Task requirements:
Edit the listing from its first line through the line containing "p1-sub1: 2 <box>383 100 392 119</box>", inclusive, changing every "option-label" to "choice-label" and leaving everything else unchanged. Give only those lines.

(Labeled box records)
===

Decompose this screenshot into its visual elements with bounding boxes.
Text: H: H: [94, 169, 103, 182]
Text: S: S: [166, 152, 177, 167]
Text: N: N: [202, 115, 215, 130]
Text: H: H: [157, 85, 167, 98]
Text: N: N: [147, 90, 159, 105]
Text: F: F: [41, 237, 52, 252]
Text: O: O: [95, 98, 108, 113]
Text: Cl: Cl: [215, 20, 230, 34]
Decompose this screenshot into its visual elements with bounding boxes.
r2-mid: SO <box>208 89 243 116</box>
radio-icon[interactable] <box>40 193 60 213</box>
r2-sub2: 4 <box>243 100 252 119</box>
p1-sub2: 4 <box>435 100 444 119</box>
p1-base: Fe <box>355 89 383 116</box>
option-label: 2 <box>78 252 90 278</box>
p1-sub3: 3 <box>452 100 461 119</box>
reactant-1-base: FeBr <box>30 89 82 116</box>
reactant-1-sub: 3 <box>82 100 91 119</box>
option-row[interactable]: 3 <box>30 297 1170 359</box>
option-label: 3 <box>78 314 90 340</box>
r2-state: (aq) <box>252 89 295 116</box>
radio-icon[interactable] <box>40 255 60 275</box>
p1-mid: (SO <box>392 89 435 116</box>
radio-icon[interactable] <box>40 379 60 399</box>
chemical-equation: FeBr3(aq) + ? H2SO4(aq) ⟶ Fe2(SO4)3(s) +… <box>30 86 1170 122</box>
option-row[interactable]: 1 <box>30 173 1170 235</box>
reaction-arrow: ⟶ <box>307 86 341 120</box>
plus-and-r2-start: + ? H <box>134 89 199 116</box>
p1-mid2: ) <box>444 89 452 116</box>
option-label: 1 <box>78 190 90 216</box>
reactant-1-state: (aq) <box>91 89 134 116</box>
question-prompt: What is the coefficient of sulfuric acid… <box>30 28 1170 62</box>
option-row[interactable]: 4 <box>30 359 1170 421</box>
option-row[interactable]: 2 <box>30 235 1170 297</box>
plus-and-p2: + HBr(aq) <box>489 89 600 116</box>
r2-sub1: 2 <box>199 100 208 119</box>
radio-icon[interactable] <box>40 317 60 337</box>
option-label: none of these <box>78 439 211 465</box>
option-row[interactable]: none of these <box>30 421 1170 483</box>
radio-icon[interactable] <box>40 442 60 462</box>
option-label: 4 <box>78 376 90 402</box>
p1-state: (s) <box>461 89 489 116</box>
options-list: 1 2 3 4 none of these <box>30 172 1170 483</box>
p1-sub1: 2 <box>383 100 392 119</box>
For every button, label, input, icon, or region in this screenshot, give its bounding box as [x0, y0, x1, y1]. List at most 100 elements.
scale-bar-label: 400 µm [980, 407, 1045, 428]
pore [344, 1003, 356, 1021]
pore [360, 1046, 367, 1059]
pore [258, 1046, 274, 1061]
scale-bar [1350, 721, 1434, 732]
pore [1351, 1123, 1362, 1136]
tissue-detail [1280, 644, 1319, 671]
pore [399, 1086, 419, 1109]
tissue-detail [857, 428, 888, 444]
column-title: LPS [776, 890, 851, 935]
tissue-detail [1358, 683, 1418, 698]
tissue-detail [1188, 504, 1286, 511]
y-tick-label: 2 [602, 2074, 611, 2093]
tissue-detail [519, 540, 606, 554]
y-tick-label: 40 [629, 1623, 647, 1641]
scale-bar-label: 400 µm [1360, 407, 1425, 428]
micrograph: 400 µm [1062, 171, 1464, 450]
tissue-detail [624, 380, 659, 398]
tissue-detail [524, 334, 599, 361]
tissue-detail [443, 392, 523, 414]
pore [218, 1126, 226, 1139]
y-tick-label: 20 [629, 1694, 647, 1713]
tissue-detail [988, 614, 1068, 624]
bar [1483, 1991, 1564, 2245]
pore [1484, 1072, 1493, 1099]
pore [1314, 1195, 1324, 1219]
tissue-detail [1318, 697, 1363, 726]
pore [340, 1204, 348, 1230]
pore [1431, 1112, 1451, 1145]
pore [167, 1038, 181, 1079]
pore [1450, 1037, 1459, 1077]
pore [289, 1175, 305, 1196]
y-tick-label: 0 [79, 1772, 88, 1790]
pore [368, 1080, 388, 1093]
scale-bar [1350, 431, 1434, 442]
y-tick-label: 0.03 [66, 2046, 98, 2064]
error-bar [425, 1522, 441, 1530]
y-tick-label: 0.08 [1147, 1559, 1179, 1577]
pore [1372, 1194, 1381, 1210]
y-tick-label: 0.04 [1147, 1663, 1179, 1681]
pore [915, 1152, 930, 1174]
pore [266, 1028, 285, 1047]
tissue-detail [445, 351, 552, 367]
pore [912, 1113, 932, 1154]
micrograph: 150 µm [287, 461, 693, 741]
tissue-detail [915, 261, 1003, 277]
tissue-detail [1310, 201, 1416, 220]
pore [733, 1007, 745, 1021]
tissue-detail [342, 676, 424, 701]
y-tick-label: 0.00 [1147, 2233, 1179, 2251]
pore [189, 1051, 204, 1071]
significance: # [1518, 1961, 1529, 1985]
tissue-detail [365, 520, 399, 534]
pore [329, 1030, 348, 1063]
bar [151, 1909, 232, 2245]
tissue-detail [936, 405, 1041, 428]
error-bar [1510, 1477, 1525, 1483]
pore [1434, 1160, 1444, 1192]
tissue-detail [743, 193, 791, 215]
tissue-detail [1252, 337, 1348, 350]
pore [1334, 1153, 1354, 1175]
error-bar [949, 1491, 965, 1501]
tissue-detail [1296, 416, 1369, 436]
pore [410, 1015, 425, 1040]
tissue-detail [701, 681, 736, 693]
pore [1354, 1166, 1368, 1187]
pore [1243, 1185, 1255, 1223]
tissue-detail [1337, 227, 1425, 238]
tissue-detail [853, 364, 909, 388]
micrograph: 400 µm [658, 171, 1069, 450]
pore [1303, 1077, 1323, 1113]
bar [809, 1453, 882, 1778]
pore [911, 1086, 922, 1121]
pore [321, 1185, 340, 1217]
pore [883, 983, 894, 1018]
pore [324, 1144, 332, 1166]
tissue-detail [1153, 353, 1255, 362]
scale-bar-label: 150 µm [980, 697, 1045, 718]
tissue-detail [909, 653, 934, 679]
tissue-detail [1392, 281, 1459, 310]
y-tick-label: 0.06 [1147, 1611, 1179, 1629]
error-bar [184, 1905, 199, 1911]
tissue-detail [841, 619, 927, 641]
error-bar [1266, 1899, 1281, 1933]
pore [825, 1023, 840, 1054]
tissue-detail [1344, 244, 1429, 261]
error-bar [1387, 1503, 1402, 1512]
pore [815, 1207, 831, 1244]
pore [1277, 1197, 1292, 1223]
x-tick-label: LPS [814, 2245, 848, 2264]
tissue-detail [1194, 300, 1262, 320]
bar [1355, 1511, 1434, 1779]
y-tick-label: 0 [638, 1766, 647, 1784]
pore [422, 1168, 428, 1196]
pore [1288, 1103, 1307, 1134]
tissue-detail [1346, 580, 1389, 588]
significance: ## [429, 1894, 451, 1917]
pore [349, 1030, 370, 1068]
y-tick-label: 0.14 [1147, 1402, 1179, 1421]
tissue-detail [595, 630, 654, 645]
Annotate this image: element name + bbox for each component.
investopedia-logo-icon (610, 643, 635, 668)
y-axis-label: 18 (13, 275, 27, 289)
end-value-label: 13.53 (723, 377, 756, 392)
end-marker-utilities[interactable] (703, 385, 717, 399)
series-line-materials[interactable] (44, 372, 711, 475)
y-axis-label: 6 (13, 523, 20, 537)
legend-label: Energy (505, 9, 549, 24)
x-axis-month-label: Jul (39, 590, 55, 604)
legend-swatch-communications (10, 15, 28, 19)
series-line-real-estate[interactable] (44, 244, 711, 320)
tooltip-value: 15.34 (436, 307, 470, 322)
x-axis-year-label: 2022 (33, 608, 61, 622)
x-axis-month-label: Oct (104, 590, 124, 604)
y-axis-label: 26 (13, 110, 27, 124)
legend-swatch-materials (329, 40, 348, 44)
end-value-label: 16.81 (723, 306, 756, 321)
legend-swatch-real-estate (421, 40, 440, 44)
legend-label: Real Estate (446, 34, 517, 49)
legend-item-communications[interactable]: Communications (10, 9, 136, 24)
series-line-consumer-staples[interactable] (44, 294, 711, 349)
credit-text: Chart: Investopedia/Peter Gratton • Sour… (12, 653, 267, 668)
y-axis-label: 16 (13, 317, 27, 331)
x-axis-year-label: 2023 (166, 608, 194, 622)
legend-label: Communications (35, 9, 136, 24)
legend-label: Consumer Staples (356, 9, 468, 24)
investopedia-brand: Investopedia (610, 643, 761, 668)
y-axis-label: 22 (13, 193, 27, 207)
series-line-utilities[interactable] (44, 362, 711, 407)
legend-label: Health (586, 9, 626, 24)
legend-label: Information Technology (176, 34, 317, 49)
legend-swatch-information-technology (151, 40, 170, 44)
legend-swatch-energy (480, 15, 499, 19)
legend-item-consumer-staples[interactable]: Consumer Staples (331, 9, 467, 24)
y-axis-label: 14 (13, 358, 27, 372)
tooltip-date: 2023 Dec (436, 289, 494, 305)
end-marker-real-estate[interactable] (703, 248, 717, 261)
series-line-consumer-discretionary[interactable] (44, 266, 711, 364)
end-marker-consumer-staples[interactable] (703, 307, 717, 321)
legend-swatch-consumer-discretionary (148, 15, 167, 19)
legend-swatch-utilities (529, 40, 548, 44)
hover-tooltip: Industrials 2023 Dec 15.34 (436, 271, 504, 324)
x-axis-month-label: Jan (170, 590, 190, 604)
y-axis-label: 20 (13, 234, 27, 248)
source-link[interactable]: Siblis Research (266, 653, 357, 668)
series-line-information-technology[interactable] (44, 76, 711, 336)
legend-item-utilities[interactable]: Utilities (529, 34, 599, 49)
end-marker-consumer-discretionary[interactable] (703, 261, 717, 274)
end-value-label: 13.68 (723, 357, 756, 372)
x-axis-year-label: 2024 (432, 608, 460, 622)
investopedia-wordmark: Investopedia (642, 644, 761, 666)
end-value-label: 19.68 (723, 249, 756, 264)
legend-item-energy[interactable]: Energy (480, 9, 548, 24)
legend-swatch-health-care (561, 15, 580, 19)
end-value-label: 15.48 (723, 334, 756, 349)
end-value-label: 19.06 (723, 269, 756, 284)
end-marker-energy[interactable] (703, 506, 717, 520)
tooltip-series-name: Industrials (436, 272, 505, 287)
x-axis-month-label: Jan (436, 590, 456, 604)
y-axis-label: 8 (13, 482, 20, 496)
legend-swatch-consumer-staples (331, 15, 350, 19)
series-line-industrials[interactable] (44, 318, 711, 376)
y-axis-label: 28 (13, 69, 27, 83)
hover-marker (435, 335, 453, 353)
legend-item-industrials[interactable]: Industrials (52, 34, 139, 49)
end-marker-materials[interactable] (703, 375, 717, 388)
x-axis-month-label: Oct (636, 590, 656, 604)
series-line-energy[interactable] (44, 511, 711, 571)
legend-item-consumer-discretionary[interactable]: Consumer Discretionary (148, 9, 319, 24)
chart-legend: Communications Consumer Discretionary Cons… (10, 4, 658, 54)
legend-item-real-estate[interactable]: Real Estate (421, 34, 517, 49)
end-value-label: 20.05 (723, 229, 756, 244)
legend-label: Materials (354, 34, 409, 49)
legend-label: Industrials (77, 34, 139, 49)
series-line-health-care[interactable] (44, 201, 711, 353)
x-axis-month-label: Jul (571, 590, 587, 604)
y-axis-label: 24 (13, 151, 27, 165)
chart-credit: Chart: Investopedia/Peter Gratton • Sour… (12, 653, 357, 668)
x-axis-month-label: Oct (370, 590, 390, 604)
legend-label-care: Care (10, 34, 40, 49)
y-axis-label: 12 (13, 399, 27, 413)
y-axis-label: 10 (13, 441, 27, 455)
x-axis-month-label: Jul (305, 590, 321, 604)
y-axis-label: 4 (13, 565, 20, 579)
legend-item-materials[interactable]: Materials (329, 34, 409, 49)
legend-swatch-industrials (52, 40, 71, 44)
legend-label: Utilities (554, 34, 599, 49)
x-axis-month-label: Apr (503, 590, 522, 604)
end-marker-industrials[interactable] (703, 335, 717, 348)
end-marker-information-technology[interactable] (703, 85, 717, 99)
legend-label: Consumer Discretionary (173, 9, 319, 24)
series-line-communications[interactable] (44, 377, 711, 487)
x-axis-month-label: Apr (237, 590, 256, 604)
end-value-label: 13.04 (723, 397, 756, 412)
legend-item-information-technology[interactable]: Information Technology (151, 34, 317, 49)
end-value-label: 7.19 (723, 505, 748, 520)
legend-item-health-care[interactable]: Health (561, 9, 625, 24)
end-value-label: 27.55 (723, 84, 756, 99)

===

Response to the task:
Decompose this screenshot into its visual elements with bounding boxes.
Text: H: H: [94, 169, 103, 182]
Text: S: S: [166, 152, 177, 167]
Text: N: N: [202, 115, 215, 130]
Text: H: H: [157, 85, 167, 98]
Text: N: N: [147, 90, 159, 105]
Text: F: F: [41, 237, 52, 252]
Text: O: O: [95, 98, 108, 113]
Text: Cl: Cl: [215, 20, 230, 34]
Decompose this screenshot into its visual elements with bounding boxes.
r2-mid: SO <box>208 89 243 116</box>
radio-icon[interactable] <box>40 193 60 213</box>
r2-sub2: 4 <box>243 100 252 119</box>
p1-sub2: 4 <box>435 100 444 119</box>
p1-base: Fe <box>355 89 383 116</box>
choice-label: 2 <box>78 252 90 278</box>
p1-sub3: 3 <box>452 100 461 119</box>
reactant-1-base: FeBr <box>30 89 82 116</box>
reactant-1-sub: 3 <box>82 100 91 119</box>
option-row[interactable]: 3 <box>30 297 1170 359</box>
choice-label: 3 <box>78 314 90 340</box>
r2-state: (aq) <box>252 89 295 116</box>
radio-icon[interactable] <box>40 255 60 275</box>
p1-mid: (SO <box>392 89 435 116</box>
radio-icon[interactable] <box>40 379 60 399</box>
chemical-equation: FeBr3(aq) + ? H2SO4(aq) ⟶ Fe2(SO4)3(s) +… <box>30 86 1170 122</box>
option-row[interactable]: 1 <box>30 173 1170 235</box>
reaction-arrow: ⟶ <box>307 86 341 120</box>
plus-and-r2-start: + ? H <box>134 89 199 116</box>
p1-mid2: ) <box>444 89 452 116</box>
choice-label: 1 <box>78 190 90 216</box>
reactant-1-state: (aq) <box>91 89 134 116</box>
question-prompt: What is the coefficient of sulfuric acid… <box>30 28 1170 62</box>
option-row[interactable]: 4 <box>30 359 1170 421</box>
option-row[interactable]: 2 <box>30 235 1170 297</box>
plus-and-p2: + HBr(aq) <box>489 89 600 116</box>
r2-sub1: 2 <box>199 100 208 119</box>
radio-icon[interactable] <box>40 317 60 337</box>
choice-label: none of these <box>78 439 211 465</box>
option-row[interactable]: none of these <box>30 421 1170 483</box>
radio-icon[interactable] <box>40 442 60 462</box>
choice-label: 4 <box>78 376 90 402</box>
p1-state: (s) <box>461 89 489 116</box>
options-list: 1 2 3 4 none of these <box>30 172 1170 483</box>
p1-sub1: 2 <box>383 100 392 119</box>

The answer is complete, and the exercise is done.